[Records contained in a dataset]
>> BEGIN
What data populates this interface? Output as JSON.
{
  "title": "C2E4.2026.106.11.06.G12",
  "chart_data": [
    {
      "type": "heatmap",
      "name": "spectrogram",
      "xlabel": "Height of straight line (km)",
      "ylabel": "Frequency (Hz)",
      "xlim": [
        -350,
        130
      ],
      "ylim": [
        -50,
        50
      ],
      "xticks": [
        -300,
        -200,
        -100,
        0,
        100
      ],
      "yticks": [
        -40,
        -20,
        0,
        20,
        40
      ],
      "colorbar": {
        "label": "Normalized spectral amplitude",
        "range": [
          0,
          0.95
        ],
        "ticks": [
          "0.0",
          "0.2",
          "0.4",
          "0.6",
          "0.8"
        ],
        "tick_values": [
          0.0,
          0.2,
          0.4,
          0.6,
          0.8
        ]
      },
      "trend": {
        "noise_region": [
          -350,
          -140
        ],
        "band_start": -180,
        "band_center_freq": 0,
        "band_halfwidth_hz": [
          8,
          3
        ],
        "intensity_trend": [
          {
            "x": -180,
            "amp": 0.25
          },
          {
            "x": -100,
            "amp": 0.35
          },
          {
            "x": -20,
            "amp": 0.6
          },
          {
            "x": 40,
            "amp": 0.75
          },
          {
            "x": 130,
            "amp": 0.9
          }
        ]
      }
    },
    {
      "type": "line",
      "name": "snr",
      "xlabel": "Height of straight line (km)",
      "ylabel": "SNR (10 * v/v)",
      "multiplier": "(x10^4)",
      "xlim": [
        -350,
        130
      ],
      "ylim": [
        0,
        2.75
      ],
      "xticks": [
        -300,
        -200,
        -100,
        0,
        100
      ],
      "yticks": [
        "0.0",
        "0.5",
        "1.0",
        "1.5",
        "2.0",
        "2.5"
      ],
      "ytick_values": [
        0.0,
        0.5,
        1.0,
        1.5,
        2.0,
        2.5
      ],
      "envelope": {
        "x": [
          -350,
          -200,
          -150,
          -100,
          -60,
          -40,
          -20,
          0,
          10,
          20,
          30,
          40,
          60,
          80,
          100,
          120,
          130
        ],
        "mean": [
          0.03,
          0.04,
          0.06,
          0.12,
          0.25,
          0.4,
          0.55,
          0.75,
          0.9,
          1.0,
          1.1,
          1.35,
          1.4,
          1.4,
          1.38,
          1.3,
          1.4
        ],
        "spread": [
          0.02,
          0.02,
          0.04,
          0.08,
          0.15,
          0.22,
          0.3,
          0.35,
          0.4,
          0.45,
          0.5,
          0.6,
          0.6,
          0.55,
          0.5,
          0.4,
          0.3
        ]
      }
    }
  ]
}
>> END
= YOUR OBJECTIVE =
Each record above should be output again exactly.

= RESULT BELOW =
What data populates this interface? Output as JSON.
{
  "title": "C2E4.2026.106.11.06.G12",
  "chart_data": [
    {
      "type": "heatmap",
      "name": "spectrogram",
      "xlabel": "Height of straight line (km)",
      "ylabel": "Frequency (Hz)",
      "xlim": [
        -350,
        130
      ],
      "ylim": [
        -50,
        50
      ],
      "xticks": [
        -300,
        -200,
        -100,
        0,
        100
      ],
      "yticks": [
        -40,
        -20,
        0,
        20,
        40
      ],
      "colorbar": {
        "label": "Normalized spectral amplitude",
        "range": [
          0,
          0.95
        ],
        "ticks": [
          "0.0",
          "0.2",
          "0.4",
          "0.6",
          "0.8"
        ],
        "tick_values": [
          0.0,
          0.2,
          0.4,
          0.6,
          0.8
        ]
      },
      "trend": {
        "noise_region": [
          -350,
          -140
        ],
        "band_start": -180,
        "band_center_freq": 0,
        "band_halfwidth_hz": [
          8,
          3
        ],
        "intensity_trend": [
          {
            "x": -180,
            "amp": 0.25
          },
          {
            "x": -100,
            "amp": 0.35
          },
          {
            "x": -20,
            "amp": 0.6
          },
          {
            "x": 40,
            "amp": 0.75
          },
          {
            "x": 130,
            "amp": 0.9
          }
        ]
      }
    },
    {
      "type": "line",
      "name": "snr",
      "xlabel": "Height of straight line (km)",
      "ylabel": "SNR (10 * v/v)",
      "multiplier": "(x10^4)",
      "xlim": [
        -350,
        130
      ],
      "ylim": [
        0,
        2.75
      ],
      "xticks": [
        -300,
        -200,
        -100,
        0,
        100
      ],
      "yticks": [
        "0.0",
        "0.5",
        "1.0",
        "1.5",
        "2.0",
        "2.5"
      ],
      "ytick_values": [
        0.0,
        0.5,
        1.0,
        1.5,
        2.0,
        2.5
      ],
      "envelope": {
        "x": [
          -350,
          -200,
          -150,
          -100,
          -60,
          -40,
          -20,
          0,
          10,
          20,
          30,
          40,
          60,
          80,
          100,
          120,
          130
        ],
        "mean": [
          0.03,
          0.04,
          0.06,
          0.12,
          0.25,
          0.4,
          0.55,
          0.75,
          0.9,
          1.0,
          1.1,
          1.35,
          1.4,
          1.4,
          1.38,
          1.3,
          1.4
        ],
        "spread": [
          0.02,
          0.02,
          0.04,
          0.08,
          0.15,
          0.22,
          0.3,
          0.35,
          0.4,
          0.45,
          0.5,
          0.6,
          0.6,
          0.55,
          0.5,
          0.4,
          0.3
        ]
      }
    }
  ]
}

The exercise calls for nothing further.